*What you are asked to do*: Restate the entries below verbatim.

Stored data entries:

— START —

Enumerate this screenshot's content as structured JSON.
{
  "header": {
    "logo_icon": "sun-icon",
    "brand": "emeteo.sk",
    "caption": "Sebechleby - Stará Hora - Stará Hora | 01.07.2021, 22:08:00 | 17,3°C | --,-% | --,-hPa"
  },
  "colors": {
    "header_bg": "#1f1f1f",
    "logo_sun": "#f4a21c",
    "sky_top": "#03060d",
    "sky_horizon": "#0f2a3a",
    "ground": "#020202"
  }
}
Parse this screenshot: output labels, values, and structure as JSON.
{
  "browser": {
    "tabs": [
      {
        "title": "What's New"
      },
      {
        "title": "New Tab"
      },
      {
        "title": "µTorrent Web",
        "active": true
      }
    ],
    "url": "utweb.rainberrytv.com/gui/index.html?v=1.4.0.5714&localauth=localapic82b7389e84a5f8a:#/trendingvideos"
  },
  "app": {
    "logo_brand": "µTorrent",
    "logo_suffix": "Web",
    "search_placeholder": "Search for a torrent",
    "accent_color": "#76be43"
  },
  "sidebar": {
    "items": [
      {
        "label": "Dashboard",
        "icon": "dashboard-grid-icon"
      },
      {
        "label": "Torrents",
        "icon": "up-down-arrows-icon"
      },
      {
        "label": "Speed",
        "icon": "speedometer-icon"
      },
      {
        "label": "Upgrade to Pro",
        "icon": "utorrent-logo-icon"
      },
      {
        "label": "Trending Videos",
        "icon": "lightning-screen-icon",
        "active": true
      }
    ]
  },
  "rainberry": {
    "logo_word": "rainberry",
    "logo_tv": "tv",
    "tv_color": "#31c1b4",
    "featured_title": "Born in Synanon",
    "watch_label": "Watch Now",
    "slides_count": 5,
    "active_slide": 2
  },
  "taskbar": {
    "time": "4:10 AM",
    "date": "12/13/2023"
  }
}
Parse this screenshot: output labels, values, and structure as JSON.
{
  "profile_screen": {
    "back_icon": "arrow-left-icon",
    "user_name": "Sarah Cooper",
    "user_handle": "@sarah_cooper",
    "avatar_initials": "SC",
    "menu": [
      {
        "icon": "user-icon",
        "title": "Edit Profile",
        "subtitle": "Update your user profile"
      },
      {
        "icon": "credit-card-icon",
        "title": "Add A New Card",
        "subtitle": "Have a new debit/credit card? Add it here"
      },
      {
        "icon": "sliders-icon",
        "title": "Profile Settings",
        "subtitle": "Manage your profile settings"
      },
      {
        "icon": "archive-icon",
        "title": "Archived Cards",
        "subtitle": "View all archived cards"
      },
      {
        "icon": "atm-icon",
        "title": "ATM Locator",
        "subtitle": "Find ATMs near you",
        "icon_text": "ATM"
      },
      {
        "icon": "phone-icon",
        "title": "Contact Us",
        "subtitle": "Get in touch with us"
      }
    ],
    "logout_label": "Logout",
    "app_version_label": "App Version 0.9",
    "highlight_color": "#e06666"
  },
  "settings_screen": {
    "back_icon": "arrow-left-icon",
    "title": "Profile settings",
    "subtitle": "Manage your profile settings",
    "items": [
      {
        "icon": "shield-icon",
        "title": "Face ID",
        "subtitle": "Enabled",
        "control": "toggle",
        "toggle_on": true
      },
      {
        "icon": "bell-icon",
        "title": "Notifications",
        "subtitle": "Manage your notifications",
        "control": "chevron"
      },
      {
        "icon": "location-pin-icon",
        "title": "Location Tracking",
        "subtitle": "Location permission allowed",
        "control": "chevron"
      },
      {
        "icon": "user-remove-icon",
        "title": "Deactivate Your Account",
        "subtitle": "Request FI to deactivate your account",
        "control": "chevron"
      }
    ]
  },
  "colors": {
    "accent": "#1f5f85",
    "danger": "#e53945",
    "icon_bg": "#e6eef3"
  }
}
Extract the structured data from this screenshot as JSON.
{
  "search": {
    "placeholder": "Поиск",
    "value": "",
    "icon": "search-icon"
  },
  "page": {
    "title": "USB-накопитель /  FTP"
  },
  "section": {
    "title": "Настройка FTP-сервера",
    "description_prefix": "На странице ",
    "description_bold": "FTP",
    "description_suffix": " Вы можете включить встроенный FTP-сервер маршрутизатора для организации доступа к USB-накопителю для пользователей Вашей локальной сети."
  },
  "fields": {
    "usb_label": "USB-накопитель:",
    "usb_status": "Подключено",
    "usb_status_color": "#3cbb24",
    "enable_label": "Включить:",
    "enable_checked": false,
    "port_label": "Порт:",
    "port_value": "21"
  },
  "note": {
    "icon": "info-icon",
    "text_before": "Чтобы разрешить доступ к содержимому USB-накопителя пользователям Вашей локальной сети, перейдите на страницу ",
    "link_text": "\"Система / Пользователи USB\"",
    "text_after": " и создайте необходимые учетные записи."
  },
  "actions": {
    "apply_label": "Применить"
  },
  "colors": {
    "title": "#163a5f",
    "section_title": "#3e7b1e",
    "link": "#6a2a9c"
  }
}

— END —

*Reply*:
Enumerate this screenshot's content as structured JSON.
{
  "header": {
    "logo_icon": "sun-icon",
    "brand": "emeteo.sk",
    "caption": "Sebechleby - Stará Hora - Stará Hora | 01.07.2021, 22:08:00 | 17,3°C | --,-% | --,-hPa"
  },
  "colors": {
    "header_bg": "#1f1f1f",
    "logo_sun": "#f4a21c",
    "sky_top": "#03060d",
    "sky_horizon": "#0f2a3a",
    "ground": "#020202"
  }
}
Parse this screenshot: output labels, values, and structure as JSON.
{
  "browser": {
    "tabs": [
      {
        "title": "What's New"
      },
      {
        "title": "New Tab"
      },
      {
        "title": "µTorrent Web",
        "active": true
      }
    ],
    "url": "utweb.rainberrytv.com/gui/index.html?v=1.4.0.5714&localauth=localapic82b7389e84a5f8a:#/trendingvideos"
  },
  "app": {
    "logo_brand": "µTorrent",
    "logo_suffix": "Web",
    "search_placeholder": "Search for a torrent",
    "accent_color": "#76be43"
  },
  "sidebar": {
    "items": [
      {
        "label": "Dashboard",
        "icon": "dashboard-grid-icon"
      },
      {
        "label": "Torrents",
        "icon": "up-down-arrows-icon"
      },
      {
        "label": "Speed",
        "icon": "speedometer-icon"
      },
      {
        "label": "Upgrade to Pro",
        "icon": "utorrent-logo-icon"
      },
      {
        "label": "Trending Videos",
        "icon": "lightning-screen-icon",
        "active": true
      }
    ]
  },
  "rainberry": {
    "logo_word": "rainberry",
    "logo_tv": "tv",
    "tv_color": "#31c1b4",
    "featured_title": "Born in Synanon",
    "watch_label": "Watch Now",
    "slides_count": 5,
    "active_slide": 2
  },
  "taskbar": {
    "time": "4:10 AM",
    "date": "12/13/2023"
  }
}
Parse this screenshot: output labels, values, and structure as JSON.
{
  "profile_screen": {
    "back_icon": "arrow-left-icon",
    "user_name": "Sarah Cooper",
    "user_handle": "@sarah_cooper",
    "avatar_initials": "SC",
    "menu": [
      {
        "icon": "user-icon",
        "title": "Edit Profile",
        "subtitle": "Update your user profile"
      },
      {
        "icon": "credit-card-icon",
        "title": "Add A New Card",
        "subtitle": "Have a new debit/credit card? Add it here"
      },
      {
        "icon": "sliders-icon",
        "title": "Profile Settings",
        "subtitle": "Manage your profile settings"
      },
      {
        "icon": "archive-icon",
        "title": "Archived Cards",
        "subtitle": "View all archived cards"
      },
      {
        "icon": "atm-icon",
        "title": "ATM Locator",
        "subtitle": "Find ATMs near you",
        "icon_text": "ATM"
      },
      {
        "icon": "phone-icon",
        "title": "Contact Us",
        "subtitle": "Get in touch with us"
      }
    ],
    "logout_label": "Logout",
    "app_version_label": "App Version 0.9",
    "highlight_color": "#e06666"
  },
  "settings_screen": {
    "back_icon": "arrow-left-icon",
    "title": "Profile settings",
    "subtitle": "Manage your profile settings",
    "items": [
      {
        "icon": "shield-icon",
        "title": "Face ID",
        "subtitle": "Enabled",
        "control": "toggle",
        "toggle_on": true
      },
      {
        "icon": "bell-icon",
        "title": "Notifications",
        "subtitle": "Manage your notifications",
        "control": "chevron"
      },
      {
        "icon": "location-pin-icon",
        "title": "Location Tracking",
        "subtitle": "Location permission allowed",
        "control": "chevron"
      },
      {
        "icon": "user-remove-icon",
        "title": "Deactivate Your Account",
        "subtitle": "Request FI to deactivate your account",
        "control": "chevron"
      }
    ]
  },
  "colors": {
    "accent": "#1f5f85",
    "danger": "#e53945",
    "icon_bg": "#e6eef3"
  }
}
Extract the structured data from this screenshot as JSON.
{
  "search": {
    "placeholder": "Поиск",
    "value": "",
    "icon": "search-icon"
  },
  "page": {
    "title": "USB-накопитель /  FTP"
  },
  "section": {
    "title": "Настройка FTP-сервера",
    "description_prefix": "На странице ",
    "description_bold": "FTP",
    "description_suffix": " Вы можете включить встроенный FTP-сервер маршрутизатора для организации доступа к USB-накопителю для пользователей Вашей локальной сети."
  },
  "fields": {
    "usb_label": "USB-накопитель:",
    "usb_status": "Подключено",
    "usb_status_color": "#3cbb24",
    "enable_label": "Включить:",
    "enable_checked": false,
    "port_label": "Порт:",
    "port_value": "21"
  },
  "note": {
    "icon": "info-icon",
    "text_before": "Чтобы разрешить доступ к содержимому USB-накопителя пользователям Вашей локальной сети, перейдите на страницу ",
    "link_text": "\"Система / Пользователи USB\"",
    "text_after": " и создайте необходимые учетные записи."
  },
  "actions": {
    "apply_label": "Применить"
  },
  "colors": {
    "title": "#163a5f",
    "section_title": "#3e7b1e",
    "link": "#6a2a9c"
  }
}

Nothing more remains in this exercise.